Each line in the entries below that holds the string "JSON" is to be listed.

Record excerpts:
+ + + + + + +
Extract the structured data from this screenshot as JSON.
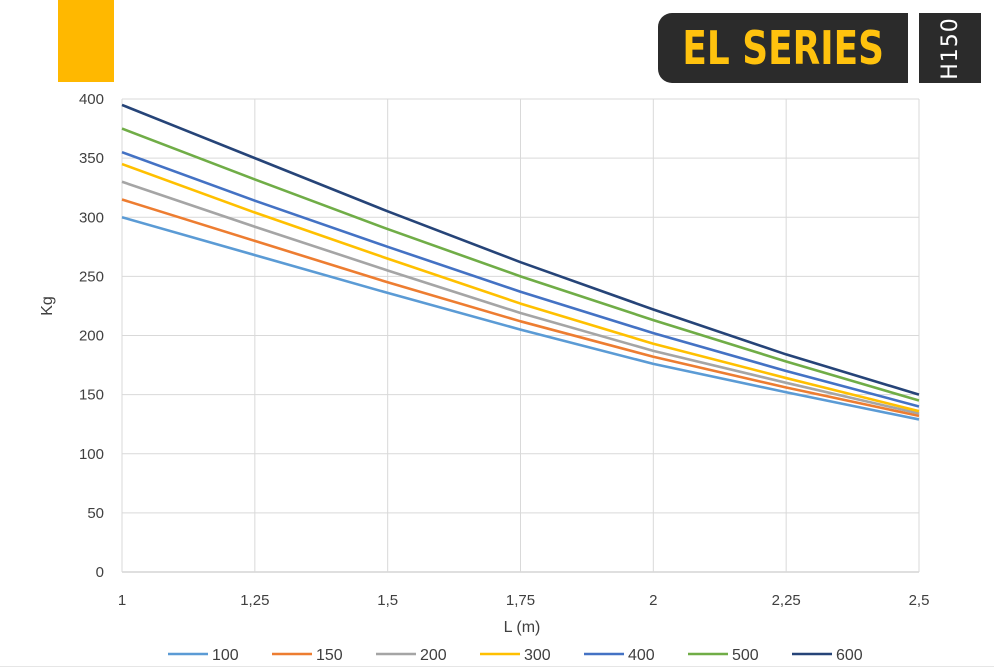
{
  "header": {
    "series_label": "EL SERIES",
    "model_label": "H150",
    "accent_color": "#ffb800",
    "badge_color": "#2b2b2b",
    "series_text_color": "#ffc20e"
  },
  "chart_data": {
    "type": "line",
    "xlabel": "L (m)",
    "ylabel": "Kg",
    "x": [
      1,
      1.25,
      1.5,
      1.75,
      2,
      2.25,
      2.5
    ],
    "x_tick_labels": [
      "1",
      "1,25",
      "1,5",
      "1,75",
      "2",
      "2,25",
      "2,5"
    ],
    "xlim": [
      1,
      2.5
    ],
    "ylim": [
      0,
      400
    ],
    "y_ticks": [
      0,
      50,
      100,
      150,
      200,
      250,
      300,
      350,
      400
    ],
    "grid": true,
    "legend": "bottom",
    "series": [
      {
        "name": "100",
        "color": "#5b9bd5",
        "values": [
          300,
          268,
          236,
          205,
          176,
          152,
          129
        ]
      },
      {
        "name": "150",
        "color": "#ed7d31",
        "values": [
          315,
          280,
          245,
          212,
          182,
          156,
          132
        ]
      },
      {
        "name": "200",
        "color": "#a5a5a5",
        "values": [
          330,
          292,
          255,
          219,
          187,
          160,
          134
        ]
      },
      {
        "name": "300",
        "color": "#ffc000",
        "values": [
          345,
          304,
          265,
          227,
          193,
          164,
          136
        ]
      },
      {
        "name": "400",
        "color": "#4472c4",
        "values": [
          355,
          314,
          275,
          237,
          202,
          170,
          140
        ]
      },
      {
        "name": "500",
        "color": "#70ad47",
        "values": [
          375,
          332,
          290,
          250,
          213,
          178,
          145
        ]
      },
      {
        "name": "600",
        "color": "#264478",
        "values": [
          395,
          350,
          305,
          262,
          222,
          184,
          150
        ]
      }
    ]
  }
}
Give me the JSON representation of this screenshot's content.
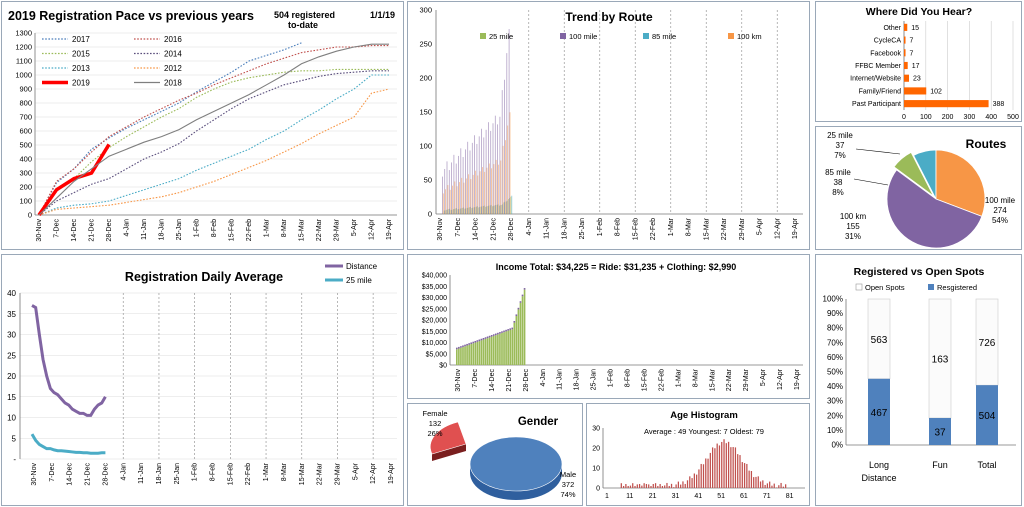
{
  "colors": {
    "y2017": "#4a7ebb",
    "y2016": "#c0504d",
    "y2015": "#9bbb59",
    "y2014": "#5a4e7c",
    "y2013": "#4bacc6",
    "y2012": "#f79646",
    "y2019": "#ff0000",
    "y2018": "#7f7f7f",
    "routes25": "#9bbb59",
    "routes100": "#8064a2",
    "routes85": "#4bacc6",
    "routes100k": "#f79646",
    "orange": "#ff6600",
    "purple": "#8064a2",
    "teal": "#4bacc6",
    "green": "#9bbb59",
    "blue": "#4f81bd",
    "red": "#e05050",
    "hist": "#c0504d"
  },
  "date_ticks": [
    "30-Nov",
    "7-Dec",
    "14-Dec",
    "21-Dec",
    "28-Dec",
    "4-Jan",
    "11-Jan",
    "18-Jan",
    "25-Jan",
    "1-Feb",
    "8-Feb",
    "15-Feb",
    "22-Feb",
    "1-Mar",
    "8-Mar",
    "15-Mar",
    "22-Mar",
    "29-Mar",
    "5-Apr",
    "12-Apr",
    "19-Apr"
  ],
  "pace": {
    "title": "2019 Registration Pace vs previous years",
    "note": "504 registered to-date",
    "note1": "504 registered",
    "note2": "to-date",
    "date": "1/1/19",
    "legend": [
      [
        "2017",
        "2016"
      ],
      [
        "2015",
        "2014"
      ],
      [
        "2013",
        "2012"
      ],
      [
        "2019",
        "2018"
      ]
    ],
    "yticks": [
      "0",
      "100",
      "200",
      "300",
      "400",
      "500",
      "600",
      "700",
      "800",
      "900",
      "1000",
      "1100",
      "1200",
      "1300"
    ]
  },
  "trend": {
    "title": "Trend by Route",
    "yticks": [
      "0",
      "50",
      "100",
      "150",
      "200",
      "250",
      "300"
    ],
    "legend": [
      "25 mile",
      "100 mile",
      "85 mile",
      "100 km"
    ]
  },
  "hear": {
    "title": "Where Did You Hear?",
    "categories": [
      "Other",
      "CycleCA",
      "Facebook",
      "FFBC Member",
      "Internet/Website",
      "Family/Friend",
      "Past Participant"
    ],
    "values": [
      15,
      7,
      7,
      17,
      23,
      102,
      388
    ],
    "xticks": [
      "0",
      "100",
      "200",
      "300",
      "400",
      "500"
    ]
  },
  "routes": {
    "title": "Routes",
    "labels": [
      {
        "name": "25 mile",
        "count": "37",
        "pct": "7%"
      },
      {
        "name": "85 mile",
        "count": "38",
        "pct": "8%"
      },
      {
        "name": "100 km",
        "count": "155",
        "pct": "31%"
      },
      {
        "name": "100 mile",
        "count": "274",
        "pct": "54%"
      }
    ]
  },
  "daily": {
    "title": "Registration Daily Average",
    "yticks": [
      "-",
      "5",
      "10",
      "15",
      "20",
      "25",
      "30",
      "35",
      "40"
    ],
    "legend": [
      "Distance",
      "25 mile"
    ]
  },
  "income": {
    "title": "Income Total: $34,225  =  Ride: $31,235 +  Clothing: $2,990",
    "yticks": [
      "$0",
      "$5,000",
      "$10,000",
      "$15,000",
      "$20,000",
      "$25,000",
      "$30,000",
      "$35,000",
      "$40,000"
    ]
  },
  "gender": {
    "title": "Gender",
    "female_label": "Female",
    "female_count": "132",
    "female_pct": "26%",
    "male_label": "Male",
    "male_count": "372",
    "male_pct": "74%"
  },
  "age": {
    "title": "Age Histogram",
    "stats": "Average : 49     Youngest: 7     Oldest: 79",
    "yticks": [
      "0",
      "10",
      "20",
      "30"
    ],
    "xticks": [
      "1",
      "11",
      "21",
      "31",
      "41",
      "51",
      "61",
      "71",
      "81"
    ]
  },
  "spots": {
    "title": "Registered vs Open Spots",
    "legend": [
      "Open Spots",
      "Resgistered"
    ],
    "yticks": [
      "0%",
      "10%",
      "20%",
      "30%",
      "40%",
      "50%",
      "60%",
      "70%",
      "80%",
      "90%",
      "100%"
    ],
    "categories": [
      "Long Distance",
      "Fun",
      "Total"
    ],
    "cat1a": "Long",
    "cat1b": "Distance",
    "open": [
      "563",
      "163",
      "726"
    ],
    "reg": [
      "467",
      "37",
      "504"
    ]
  },
  "chart_data": [
    {
      "type": "line",
      "title": "2019 Registration Pace vs previous years",
      "ylim": [
        0,
        1300
      ],
      "x": [
        "30-Nov",
        "7-Dec",
        "14-Dec",
        "21-Dec",
        "28-Dec",
        "4-Jan",
        "11-Jan",
        "18-Jan",
        "25-Jan",
        "1-Feb",
        "8-Feb",
        "15-Feb",
        "22-Feb",
        "1-Mar",
        "8-Mar",
        "15-Mar",
        "22-Mar",
        "29-Mar",
        "5-Apr",
        "12-Apr",
        "19-Apr"
      ],
      "series": [
        {
          "name": "2017",
          "values": [
            0,
            230,
            330,
            470,
            550,
            620,
            680,
            740,
            800,
            880,
            950,
            1020,
            1100,
            1140,
            1180,
            1230,
            null,
            null,
            null,
            null,
            null
          ]
        },
        {
          "name": "2016",
          "values": [
            0,
            240,
            330,
            450,
            560,
            630,
            700,
            760,
            820,
            870,
            930,
            980,
            1030,
            1080,
            1120,
            1160,
            1180,
            1200,
            1200,
            1210,
            1210
          ]
        },
        {
          "name": "2015",
          "values": [
            0,
            180,
            260,
            380,
            480,
            560,
            630,
            700,
            760,
            840,
            900,
            950,
            980,
            1000,
            1020,
            1030,
            1030,
            1040,
            1040,
            1040,
            1040
          ]
        },
        {
          "name": "2014",
          "values": [
            0,
            100,
            160,
            220,
            260,
            330,
            400,
            450,
            510,
            600,
            680,
            760,
            830,
            880,
            930,
            960,
            990,
            1010,
            1020,
            1030,
            1030
          ]
        },
        {
          "name": "2013",
          "values": [
            0,
            50,
            70,
            80,
            100,
            140,
            180,
            220,
            260,
            320,
            370,
            420,
            470,
            540,
            600,
            680,
            750,
            830,
            900,
            1000,
            1000
          ]
        },
        {
          "name": "2012",
          "values": [
            0,
            40,
            50,
            60,
            70,
            90,
            110,
            130,
            160,
            200,
            240,
            290,
            340,
            390,
            450,
            510,
            580,
            640,
            700,
            870,
            900
          ]
        },
        {
          "name": "2019",
          "values": [
            0,
            180,
            260,
            300,
            504,
            null,
            null,
            null,
            null,
            null,
            null,
            null,
            null,
            null,
            null,
            null,
            null,
            null,
            null,
            null,
            null
          ]
        },
        {
          "name": "2018",
          "values": [
            0,
            120,
            240,
            330,
            420,
            470,
            520,
            560,
            610,
            680,
            740,
            800,
            860,
            930,
            1000,
            1080,
            1130,
            1170,
            1200,
            1220,
            1220
          ]
        }
      ]
    },
    {
      "type": "bar",
      "title": "Trend by Route",
      "ylim": [
        0,
        300
      ],
      "series": [
        {
          "name": "25 mile"
        },
        {
          "name": "100 mile"
        },
        {
          "name": "85 mile"
        },
        {
          "name": "100 km"
        }
      ]
    },
    {
      "type": "bar",
      "title": "Where Did You Hear?",
      "categories": [
        "Other",
        "CycleCA",
        "Facebook",
        "FFBC Member",
        "Internet/Website",
        "Family/Friend",
        "Past Participant"
      ],
      "values": [
        15,
        7,
        7,
        17,
        23,
        102,
        388
      ],
      "xlim": [
        0,
        500
      ]
    },
    {
      "type": "pie",
      "title": "Routes",
      "categories": [
        "25 mile",
        "85 mile",
        "100 km",
        "100 mile"
      ],
      "values": [
        37,
        38,
        155,
        274
      ]
    },
    {
      "type": "line",
      "title": "Registration Daily Average",
      "ylim": [
        0,
        40
      ],
      "series": [
        {
          "name": "Distance",
          "values": [
            37,
            36.5,
            30,
            24,
            20,
            17,
            16,
            15.5,
            14.5,
            13.5,
            13,
            12,
            11.5,
            11,
            11,
            10.5,
            10.5,
            12,
            13,
            13.5,
            15
          ]
        },
        {
          "name": "25 mile",
          "values": [
            6,
            4.5,
            3.5,
            3,
            2.5,
            2.5,
            2.2,
            2,
            2,
            1.9,
            1.8,
            1.7,
            1.6,
            1.6,
            1.5,
            1.5,
            1.4,
            1.4,
            1.4,
            1.5,
            1.5
          ]
        }
      ]
    },
    {
      "type": "area",
      "title": "Income Total: $34,225  =  Ride: $31,235 +  Clothing: $2,990",
      "ylim": [
        0,
        40000
      ]
    },
    {
      "type": "pie",
      "title": "Gender",
      "categories": [
        "Female",
        "Male"
      ],
      "values": [
        132,
        372
      ]
    },
    {
      "type": "bar",
      "title": "Age Histogram",
      "ylim": [
        0,
        30
      ]
    },
    {
      "type": "bar",
      "title": "Registered vs Open Spots",
      "categories": [
        "Long Distance",
        "Fun",
        "Total"
      ],
      "series": [
        {
          "name": "Resgistered",
          "values": [
            467,
            37,
            504
          ]
        },
        {
          "name": "Open Spots",
          "values": [
            563,
            163,
            726
          ]
        }
      ],
      "ylim": [
        0,
        1
      ]
    }
  ]
}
+ + + + + + +
Answer to this task:
Extract the structured data from this screenshot as JSON.
Give me the JSON representation of this screenshot's content.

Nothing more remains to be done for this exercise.